Years long case closes after three-week jury trial, HPE considering next step

Hewlett Packard Enterprise must pay Oracle $30 million for copyright infringement after a jury found it guilty of providing customers with Solaris software updates without Big Red's permission.

The decision, which HPE may contest, is the culmination of a three-week trial in Oakland, California. However, the case was first raised years back when Oracle claimed HPE had offered illegal updates under a scheme devised by software support provider Terix, which settled its case in 2015 for almost $58 million.

In proceedings at the start of this week, Oracle’s lawyer, Christopher Yeates of Latham & Watkins LLP, pressed the eight-person jury to award his client $72 million for HPE using software not covered by a support contract, and for pinching clients, including Comcast.

“If you award anything less, it would be letting HPE off the hook for knowingly infringing [Oracle’s] IP,” Yates said, according to legal news site Law 360.

He highlighted testimony from HPE staff that sensed something was not right when using Terix services, alleging HPE management ignored this.

Yates also claimed HPE worked “arm in arm” with Terix to pinch Oracle’s IP. And Oracle’s legal rep leaned on recounted testimony from Oracle computer science expert Christian Hicks, who pored over 35 HPE customers and found thousands of allegedly infringing patches.

Acting on behalf of HPE, Jeffrey Todd Thomas of Gibson Dunn & Crutcher LLP said Oracle was inflating the size of the problem, admitting “a few HPE people made mistakes”, adding, according to Law360: “But now Oracle is trying to take advantage of Terix’s conduct and confusion [Oracle] created to get huge damages.”

→ **Given instruction 1**
Answer these from the passage on the Oracle copyright case:
(a) How much must Hewlett Packard Enterprise pay Oracle?
(b) In what city was the three-week trial held?
(c) How many HPE customers did Christian Hicks examine?

→ **Data to use**
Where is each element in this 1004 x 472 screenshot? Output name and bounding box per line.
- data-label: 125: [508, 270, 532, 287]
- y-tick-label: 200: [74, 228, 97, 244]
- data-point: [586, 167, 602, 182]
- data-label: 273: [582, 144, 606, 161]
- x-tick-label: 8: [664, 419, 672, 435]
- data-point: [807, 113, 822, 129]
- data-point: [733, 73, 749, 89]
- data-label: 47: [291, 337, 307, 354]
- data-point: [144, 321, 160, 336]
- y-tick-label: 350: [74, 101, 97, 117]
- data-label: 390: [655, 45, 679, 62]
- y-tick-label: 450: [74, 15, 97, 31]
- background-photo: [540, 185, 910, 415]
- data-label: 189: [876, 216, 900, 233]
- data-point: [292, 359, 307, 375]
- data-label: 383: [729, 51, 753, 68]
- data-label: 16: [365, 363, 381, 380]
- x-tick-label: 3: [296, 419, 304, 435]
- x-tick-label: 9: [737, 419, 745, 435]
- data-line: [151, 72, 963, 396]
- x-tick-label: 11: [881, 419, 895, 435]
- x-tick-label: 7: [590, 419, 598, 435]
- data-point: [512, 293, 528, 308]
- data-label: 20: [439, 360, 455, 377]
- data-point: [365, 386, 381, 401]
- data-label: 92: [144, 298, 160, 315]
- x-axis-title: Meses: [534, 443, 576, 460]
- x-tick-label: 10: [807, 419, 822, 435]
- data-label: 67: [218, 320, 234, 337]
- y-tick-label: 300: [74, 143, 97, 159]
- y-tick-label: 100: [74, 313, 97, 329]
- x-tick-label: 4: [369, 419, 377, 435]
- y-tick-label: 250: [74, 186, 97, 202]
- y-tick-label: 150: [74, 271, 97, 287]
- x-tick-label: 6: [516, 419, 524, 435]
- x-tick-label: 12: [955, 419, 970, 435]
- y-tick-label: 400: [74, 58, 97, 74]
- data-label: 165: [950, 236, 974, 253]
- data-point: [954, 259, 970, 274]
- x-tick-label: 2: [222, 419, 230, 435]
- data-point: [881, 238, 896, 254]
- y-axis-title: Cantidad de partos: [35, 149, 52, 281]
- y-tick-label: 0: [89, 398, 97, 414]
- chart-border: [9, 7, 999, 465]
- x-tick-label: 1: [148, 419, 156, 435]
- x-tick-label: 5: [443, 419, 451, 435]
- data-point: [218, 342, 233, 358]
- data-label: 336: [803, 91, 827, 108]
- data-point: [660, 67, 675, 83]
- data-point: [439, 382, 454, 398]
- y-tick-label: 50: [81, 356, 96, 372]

--

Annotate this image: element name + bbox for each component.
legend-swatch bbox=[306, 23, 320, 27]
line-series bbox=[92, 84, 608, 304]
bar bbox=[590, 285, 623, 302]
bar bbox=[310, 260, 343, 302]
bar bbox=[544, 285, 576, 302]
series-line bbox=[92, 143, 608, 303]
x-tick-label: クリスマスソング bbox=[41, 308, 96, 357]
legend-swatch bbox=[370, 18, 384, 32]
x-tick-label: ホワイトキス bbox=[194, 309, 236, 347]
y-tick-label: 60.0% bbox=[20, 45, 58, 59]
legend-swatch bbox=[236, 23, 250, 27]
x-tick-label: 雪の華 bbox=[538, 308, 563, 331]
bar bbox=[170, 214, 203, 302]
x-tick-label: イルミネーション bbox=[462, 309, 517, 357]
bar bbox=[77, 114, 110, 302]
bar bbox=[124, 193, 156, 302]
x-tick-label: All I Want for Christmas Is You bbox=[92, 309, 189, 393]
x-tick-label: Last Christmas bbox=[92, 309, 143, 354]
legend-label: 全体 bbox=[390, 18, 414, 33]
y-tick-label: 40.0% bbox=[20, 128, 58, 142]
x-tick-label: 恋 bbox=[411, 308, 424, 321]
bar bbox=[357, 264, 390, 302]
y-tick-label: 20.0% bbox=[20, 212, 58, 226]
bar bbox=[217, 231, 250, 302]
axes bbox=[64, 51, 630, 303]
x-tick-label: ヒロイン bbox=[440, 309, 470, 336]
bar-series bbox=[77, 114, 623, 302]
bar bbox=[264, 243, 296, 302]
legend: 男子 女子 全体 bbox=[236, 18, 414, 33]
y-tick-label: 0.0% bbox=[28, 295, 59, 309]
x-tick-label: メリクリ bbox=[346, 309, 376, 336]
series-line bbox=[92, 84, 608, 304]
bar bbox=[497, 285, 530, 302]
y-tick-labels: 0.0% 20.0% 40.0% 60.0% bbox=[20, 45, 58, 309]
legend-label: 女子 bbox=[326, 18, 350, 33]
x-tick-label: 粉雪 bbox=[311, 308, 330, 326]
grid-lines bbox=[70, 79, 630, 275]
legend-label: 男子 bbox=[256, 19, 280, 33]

→ **Given instruction 2**
Echo the stretch of the records from the line containing "Annotate this image: element" through the line containing "x-tick-label: 恋 bbox=[411, 308, 424, 321]".

→ **Exercise result 1**
(a) $30 million
(b) Oakland, California
(c) 35

→ **Exercise result 2**
Annotate this image: element name + bbox for each component.
legend-swatch bbox=[306, 23, 320, 27]
line-series bbox=[92, 84, 608, 304]
bar bbox=[590, 285, 623, 302]
bar bbox=[310, 260, 343, 302]
bar bbox=[544, 285, 576, 302]
series-line bbox=[92, 143, 608, 303]
x-tick-label: クリスマスソング bbox=[41, 308, 96, 357]
legend-swatch bbox=[370, 18, 384, 32]
x-tick-label: ホワイトキス bbox=[194, 309, 236, 347]
y-tick-label: 60.0% bbox=[20, 45, 58, 59]
legend-swatch bbox=[236, 23, 250, 27]
x-tick-label: 雪の華 bbox=[538, 308, 563, 331]
bar bbox=[170, 214, 203, 302]
x-tick-label: イルミネーション bbox=[462, 309, 517, 357]
bar bbox=[77, 114, 110, 302]
bar bbox=[124, 193, 156, 302]
x-tick-label: All I Want for Christmas Is You bbox=[92, 309, 189, 393]
x-tick-label: Last Christmas bbox=[92, 309, 143, 354]
legend-label: 全体 bbox=[390, 18, 414, 33]
y-tick-label: 40.0% bbox=[20, 128, 58, 142]
x-tick-label: 恋 bbox=[411, 308, 424, 321]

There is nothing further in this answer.